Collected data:

____________________

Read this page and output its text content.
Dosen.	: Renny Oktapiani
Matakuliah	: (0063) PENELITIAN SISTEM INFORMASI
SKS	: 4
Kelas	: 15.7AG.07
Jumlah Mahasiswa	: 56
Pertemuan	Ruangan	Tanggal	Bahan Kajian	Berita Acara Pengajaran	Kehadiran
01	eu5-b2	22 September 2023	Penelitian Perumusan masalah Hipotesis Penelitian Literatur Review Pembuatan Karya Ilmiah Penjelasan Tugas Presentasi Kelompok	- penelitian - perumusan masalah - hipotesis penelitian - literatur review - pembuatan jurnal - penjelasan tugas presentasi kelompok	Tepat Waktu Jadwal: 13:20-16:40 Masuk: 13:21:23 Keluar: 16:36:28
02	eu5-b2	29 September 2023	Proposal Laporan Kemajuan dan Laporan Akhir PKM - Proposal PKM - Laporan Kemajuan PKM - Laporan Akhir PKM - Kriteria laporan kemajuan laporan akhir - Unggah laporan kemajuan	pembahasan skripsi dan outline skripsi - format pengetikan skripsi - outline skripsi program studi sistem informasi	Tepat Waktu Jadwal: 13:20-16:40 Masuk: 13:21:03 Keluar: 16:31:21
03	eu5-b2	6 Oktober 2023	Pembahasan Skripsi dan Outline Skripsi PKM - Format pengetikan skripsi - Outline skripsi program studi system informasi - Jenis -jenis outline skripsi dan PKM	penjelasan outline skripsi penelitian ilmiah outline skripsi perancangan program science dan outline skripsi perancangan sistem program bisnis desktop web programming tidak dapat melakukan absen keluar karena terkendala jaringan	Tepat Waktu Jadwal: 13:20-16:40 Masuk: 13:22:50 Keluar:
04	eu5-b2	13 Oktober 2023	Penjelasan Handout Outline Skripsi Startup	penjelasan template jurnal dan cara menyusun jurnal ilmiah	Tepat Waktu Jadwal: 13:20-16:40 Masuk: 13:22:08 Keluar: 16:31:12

____________________

Restate the data above word for word.

Solution to this problem:
Read this page and output its text content.
Dosen.	: Renny Oktapiani
Matakuliah	: (0063) PENELITIAN SISTEM INFORMASI
SKS	: 4
Kelas	: 15.7AG.07
Jumlah Mahasiswa	: 56
Pertemuan	Ruangan	Tanggal	Bahan Kajian	Berita Acara Pengajaran	Kehadiran
01	eu5-b2	22 September 2023	Penelitian Perumusan masalah Hipotesis Penelitian Literatur Review Pembuatan Karya Ilmiah Penjelasan Tugas Presentasi Kelompok	- penelitian - perumusan masalah - hipotesis penelitian - literatur review - pembuatan jurnal - penjelasan tugas presentasi kelompok	Tepat Waktu Jadwal: 13:20-16:40 Masuk: 13:21:23 Keluar: 16:36:28
02	eu5-b2	29 September 2023	Proposal Laporan Kemajuan dan Laporan Akhir PKM - Proposal PKM - Laporan Kemajuan PKM - Laporan Akhir PKM - Kriteria laporan kemajuan laporan akhir - Unggah laporan kemajuan	pembahasan skripsi dan outline skripsi - format pengetikan skripsi - outline skripsi program studi sistem informasi	Tepat Waktu Jadwal: 13:20-16:40 Masuk: 13:21:03 Keluar: 16:31:21
03	eu5-b2	6 Oktober 2023	Pembahasan Skripsi dan Outline Skripsi PKM - Format pengetikan skripsi - Outline skripsi program studi system informasi - Jenis -jenis outline skripsi dan PKM	penjelasan outline skripsi penelitian ilmiah outline skripsi perancangan program science dan outline skripsi perancangan sistem program bisnis desktop web programming tidak dapat melakukan absen keluar karena terkendala jaringan	Tepat Waktu Jadwal: 13:20-16:40 Masuk: 13:22:50 Keluar:
04	eu5-b2	13 Oktober 2023	Penjelasan Handout Outline Skripsi Startup	penjelasan template jurnal dan cara menyusun jurnal ilmiah	Tepat Waktu Jadwal: 13:20-16:40 Masuk: 13:22:08 Keluar: 16:31:12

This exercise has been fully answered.